[Stored records]
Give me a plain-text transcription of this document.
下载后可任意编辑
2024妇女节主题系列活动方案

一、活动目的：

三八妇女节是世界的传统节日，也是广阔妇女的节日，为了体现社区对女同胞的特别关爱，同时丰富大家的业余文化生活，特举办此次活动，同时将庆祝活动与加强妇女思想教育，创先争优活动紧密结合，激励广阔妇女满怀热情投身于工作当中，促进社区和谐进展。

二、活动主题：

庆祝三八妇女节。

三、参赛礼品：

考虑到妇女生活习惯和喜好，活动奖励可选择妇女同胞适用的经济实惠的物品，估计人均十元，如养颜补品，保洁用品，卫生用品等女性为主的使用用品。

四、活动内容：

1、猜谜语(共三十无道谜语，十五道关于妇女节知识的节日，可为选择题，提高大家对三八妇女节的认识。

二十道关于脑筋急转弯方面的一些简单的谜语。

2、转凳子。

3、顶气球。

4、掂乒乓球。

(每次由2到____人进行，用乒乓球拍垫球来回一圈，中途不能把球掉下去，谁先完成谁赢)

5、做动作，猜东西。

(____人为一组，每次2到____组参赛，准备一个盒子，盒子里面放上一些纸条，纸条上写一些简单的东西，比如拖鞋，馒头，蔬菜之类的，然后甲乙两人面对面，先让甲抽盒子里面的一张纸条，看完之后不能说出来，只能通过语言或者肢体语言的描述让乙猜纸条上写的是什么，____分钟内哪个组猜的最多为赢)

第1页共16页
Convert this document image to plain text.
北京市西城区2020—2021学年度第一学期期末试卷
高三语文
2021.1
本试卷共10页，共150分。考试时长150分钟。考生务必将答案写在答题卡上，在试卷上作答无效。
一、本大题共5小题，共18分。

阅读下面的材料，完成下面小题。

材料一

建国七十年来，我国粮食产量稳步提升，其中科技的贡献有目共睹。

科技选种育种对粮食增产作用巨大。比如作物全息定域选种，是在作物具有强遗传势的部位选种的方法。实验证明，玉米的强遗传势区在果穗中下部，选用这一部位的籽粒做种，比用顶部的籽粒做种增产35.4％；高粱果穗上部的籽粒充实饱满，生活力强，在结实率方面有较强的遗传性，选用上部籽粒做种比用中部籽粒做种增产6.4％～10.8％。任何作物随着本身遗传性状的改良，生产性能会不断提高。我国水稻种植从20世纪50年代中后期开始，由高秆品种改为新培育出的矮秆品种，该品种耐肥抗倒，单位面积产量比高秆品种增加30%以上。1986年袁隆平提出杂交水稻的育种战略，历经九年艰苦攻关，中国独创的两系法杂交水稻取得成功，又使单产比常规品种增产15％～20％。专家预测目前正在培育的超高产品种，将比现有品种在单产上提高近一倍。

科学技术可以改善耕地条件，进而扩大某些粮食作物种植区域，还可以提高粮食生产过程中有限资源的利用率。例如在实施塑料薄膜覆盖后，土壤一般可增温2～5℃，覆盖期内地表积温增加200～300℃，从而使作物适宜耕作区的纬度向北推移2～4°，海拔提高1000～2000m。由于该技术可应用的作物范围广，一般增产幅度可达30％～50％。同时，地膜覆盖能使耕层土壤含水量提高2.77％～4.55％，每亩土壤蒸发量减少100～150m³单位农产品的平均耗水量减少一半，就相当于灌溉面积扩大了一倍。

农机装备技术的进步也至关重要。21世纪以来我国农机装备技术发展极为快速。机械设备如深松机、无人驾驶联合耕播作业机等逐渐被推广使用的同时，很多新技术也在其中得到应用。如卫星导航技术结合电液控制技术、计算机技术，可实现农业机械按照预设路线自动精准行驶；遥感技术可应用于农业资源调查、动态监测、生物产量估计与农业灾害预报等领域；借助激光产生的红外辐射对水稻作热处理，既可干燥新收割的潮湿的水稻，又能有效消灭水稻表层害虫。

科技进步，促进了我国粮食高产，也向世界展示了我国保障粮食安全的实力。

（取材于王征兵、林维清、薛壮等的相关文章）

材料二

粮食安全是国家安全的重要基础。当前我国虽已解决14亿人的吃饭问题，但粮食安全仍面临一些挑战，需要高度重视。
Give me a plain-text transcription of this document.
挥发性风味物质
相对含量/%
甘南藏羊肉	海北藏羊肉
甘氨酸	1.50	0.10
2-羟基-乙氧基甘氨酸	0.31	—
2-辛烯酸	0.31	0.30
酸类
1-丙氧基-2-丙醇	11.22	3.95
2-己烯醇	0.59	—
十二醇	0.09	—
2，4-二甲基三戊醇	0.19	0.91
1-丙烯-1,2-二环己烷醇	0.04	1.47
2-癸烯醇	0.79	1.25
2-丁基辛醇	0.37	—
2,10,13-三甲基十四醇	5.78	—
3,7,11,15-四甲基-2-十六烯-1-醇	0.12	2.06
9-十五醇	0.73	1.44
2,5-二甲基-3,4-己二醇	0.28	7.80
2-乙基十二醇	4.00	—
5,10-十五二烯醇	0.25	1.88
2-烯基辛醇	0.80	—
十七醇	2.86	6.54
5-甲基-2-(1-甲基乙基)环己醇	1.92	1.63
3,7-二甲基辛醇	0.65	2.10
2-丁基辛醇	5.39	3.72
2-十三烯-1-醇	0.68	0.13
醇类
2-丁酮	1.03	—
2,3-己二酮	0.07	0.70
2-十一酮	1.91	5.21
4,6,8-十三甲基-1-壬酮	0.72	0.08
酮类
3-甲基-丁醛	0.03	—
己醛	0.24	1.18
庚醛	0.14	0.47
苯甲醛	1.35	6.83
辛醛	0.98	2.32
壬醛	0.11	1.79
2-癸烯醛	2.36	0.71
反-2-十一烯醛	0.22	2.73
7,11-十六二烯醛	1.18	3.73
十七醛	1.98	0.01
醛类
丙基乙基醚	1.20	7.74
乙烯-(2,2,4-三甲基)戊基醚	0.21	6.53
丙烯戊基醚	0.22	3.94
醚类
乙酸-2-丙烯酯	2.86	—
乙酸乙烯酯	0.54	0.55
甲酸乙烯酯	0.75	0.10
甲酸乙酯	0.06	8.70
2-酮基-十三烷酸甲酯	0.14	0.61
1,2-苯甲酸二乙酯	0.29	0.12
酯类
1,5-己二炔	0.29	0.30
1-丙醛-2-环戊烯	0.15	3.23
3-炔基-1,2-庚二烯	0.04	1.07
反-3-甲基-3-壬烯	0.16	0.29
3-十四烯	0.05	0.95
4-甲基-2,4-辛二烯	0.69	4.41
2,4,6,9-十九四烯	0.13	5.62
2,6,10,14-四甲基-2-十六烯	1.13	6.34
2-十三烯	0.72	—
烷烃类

EXERCISE BRIEF -
Retype all of the data shown above, word for word.

PROBLEM SOLUTION -
Give me a plain-text transcription of this document.
下载后可任意编辑
2024妇女节主题系列活动方案

一、活动目的：

三八妇女节是世界的传统节日，也是广阔妇女的节日，为了体现社区对女同胞的特别关爱，同时丰富大家的业余文化生活，特举办此次活动，同时将庆祝活动与加强妇女思想教育，创先争优活动紧密结合，激励广阔妇女满怀热情投身于工作当中，促进社区和谐进展。

二、活动主题：

庆祝三八妇女节。

三、参赛礼品：

考虑到妇女生活习惯和喜好，活动奖励可选择妇女同胞适用的经济实惠的物品，估计人均十元，如养颜补品，保洁用品，卫生用品等女性为主的使用用品。

四、活动内容：

1、猜谜语(共三十无道谜语，十五道关于妇女节知识的节日，可为选择题，提高大家对三八妇女节的认识。

二十道关于脑筋急转弯方面的一些简单的谜语。

2、转凳子。

3、顶气球。

4、掂乒乓球。

(每次由2到____人进行，用乒乓球拍垫球来回一圈，中途不能把球掉下去，谁先完成谁赢)

5、做动作，猜东西。

(____人为一组，每次2到____组参赛，准备一个盒子，盒子里面放上一些纸条，纸条上写一些简单的东西，比如拖鞋，馒头，蔬菜之类的，然后甲乙两人面对面，先让甲抽盒子里面的一张纸条，看完之后不能说出来，只能通过语言或者肢体语言的描述让乙猜纸条上写的是什么，____分钟内哪个组猜的最多为赢)

第1页共16页
Convert this document image to plain text.
北京市西城区2020—2021学年度第一学期期末试卷
高三语文
2021.1
本试卷共10页，共150分。考试时长150分钟。考生务必将答案写在答题卡上，在试卷上作答无效。
一、本大题共5小题，共18分。

阅读下面的材料，完成下面小题。

材料一

建国七十年来，我国粮食产量稳步提升，其中科技的贡献有目共睹。

科技选种育种对粮食增产作用巨大。比如作物全息定域选种，是在作物具有强遗传势的部位选种的方法。实验证明，玉米的强遗传势区在果穗中下部，选用这一部位的籽粒做种，比用顶部的籽粒做种增产35.4％；高粱果穗上部的籽粒充实饱满，生活力强，在结实率方面有较强的遗传性，选用上部籽粒做种比用中部籽粒做种增产6.4％～10.8％。任何作物随着本身遗传性状的改良，生产性能会不断提高。我国水稻种植从20世纪50年代中后期开始，由高秆品种改为新培育出的矮秆品种，该品种耐肥抗倒，单位面积产量比高秆品种增加30%以上。1986年袁隆平提出杂交水稻的育种战略，历经九年艰苦攻关，中国独创的两系法杂交水稻取得成功，又使单产比常规品种增产15％～20％。专家预测目前正在培育的超高产品种，将比现有品种在单产上提高近一倍。

科学技术可以改善耕地条件，进而扩大某些粮食作物种植区域，还可以提高粮食生产过程中有限资源的利用率。例如在实施塑料薄膜覆盖后，土壤一般可增温2～5℃，覆盖期内地表积温增加200～300℃，从而使作物适宜耕作区的纬度向北推移2～4°，海拔提高1000～2000m。由于该技术可应用的作物范围广，一般增产幅度可达30％～50％。同时，地膜覆盖能使耕层土壤含水量提高2.77％～4.55％，每亩土壤蒸发量减少100～150m³单位农产品的平均耗水量减少一半，就相当于灌溉面积扩大了一倍。

农机装备技术的进步也至关重要。21世纪以来我国农机装备技术发展极为快速。机械设备如深松机、无人驾驶联合耕播作业机等逐渐被推广使用的同时，很多新技术也在其中得到应用。如卫星导航技术结合电液控制技术、计算机技术，可实现农业机械按照预设路线自动精准行驶；遥感技术可应用于农业资源调查、动态监测、生物产量估计与农业灾害预报等领域；借助激光产生的红外辐射对水稻作热处理，既可干燥新收割的潮湿的水稻，又能有效消灭水稻表层害虫。

科技进步，促进了我国粮食高产，也向世界展示了我国保障粮食安全的实力。

（取材于王征兵、林维清、薛壮等的相关文章）

材料二

粮食安全是国家安全的重要基础。当前我国虽已解决14亿人的吃饭问题，但粮食安全仍面临一些挑战，需要高度重视。
Give me a plain-text transcription of this document.
挥发性风味物质
相对含量/%
甘南藏羊肉	海北藏羊肉
甘氨酸	1.50	0.10
2-羟基-乙氧基甘氨酸	0.31	—
2-辛烯酸	0.31	0.30
酸类
1-丙氧基-2-丙醇	11.22	3.95
2-己烯醇	0.59	—
十二醇	0.09	—
2，4-二甲基三戊醇	0.19	0.91
1-丙烯-1,2-二环己烷醇	0.04	1.47
2-癸烯醇	0.79	1.25
2-丁基辛醇	0.37	—
2,10,13-三甲基十四醇	5.78	—
3,7,11,15-四甲基-2-十六烯-1-醇	0.12	2.06
9-十五醇	0.73	1.44
2,5-二甲基-3,4-己二醇	0.28	7.80
2-乙基十二醇	4.00	—
5,10-十五二烯醇	0.25	1.88
2-烯基辛醇	0.80	—
十七醇	2.86	6.54
5-甲基-2-(1-甲基乙基)环己醇	1.92	1.63
3,7-二甲基辛醇	0.65	2.10
2-丁基辛醇	5.39	3.72
2-十三烯-1-醇	0.68	0.13
醇类
2-丁酮	1.03	—
2,3-己二酮	0.07	0.70
2-十一酮	1.91	5.21
4,6,8-十三甲基-1-壬酮	0.72	0.08
酮类
3-甲基-丁醛	0.03	—
己醛	0.24	1.18
庚醛	0.14	0.47
苯甲醛	1.35	6.83
辛醛	0.98	2.32
壬醛	0.11	1.79
2-癸烯醛	2.36	0.71
反-2-十一烯醛	0.22	2.73
7,11-十六二烯醛	1.18	3.73
十七醛	1.98	0.01
醛类
丙基乙基醚	1.20	7.74
乙烯-(2,2,4-三甲基)戊基醚	0.21	6.53
丙烯戊基醚	0.22	3.94
醚类
乙酸-2-丙烯酯	2.86	—
乙酸乙烯酯	0.54	0.55
甲酸乙烯酯	0.75	0.10
甲酸乙酯	0.06	8.70
2-酮基-十三烷酸甲酯	0.14	0.61
1,2-苯甲酸二乙酯	0.29	0.12
酯类
1,5-己二炔	0.29	0.30
1-丙醛-2-环戊烯	0.15	3.23
3-炔基-1,2-庚二烯	0.04	1.07
反-3-甲基-3-壬烯	0.16	0.29
3-十四烯	0.05	0.95
4-甲基-2,4-辛二烯	0.69	4.41
2,4,6,9-十九四烯	0.13	5.62
2,6,10,14-四甲基-2-十六烯	1.13	6.34
2-十三烯	0.72	—
烷烃类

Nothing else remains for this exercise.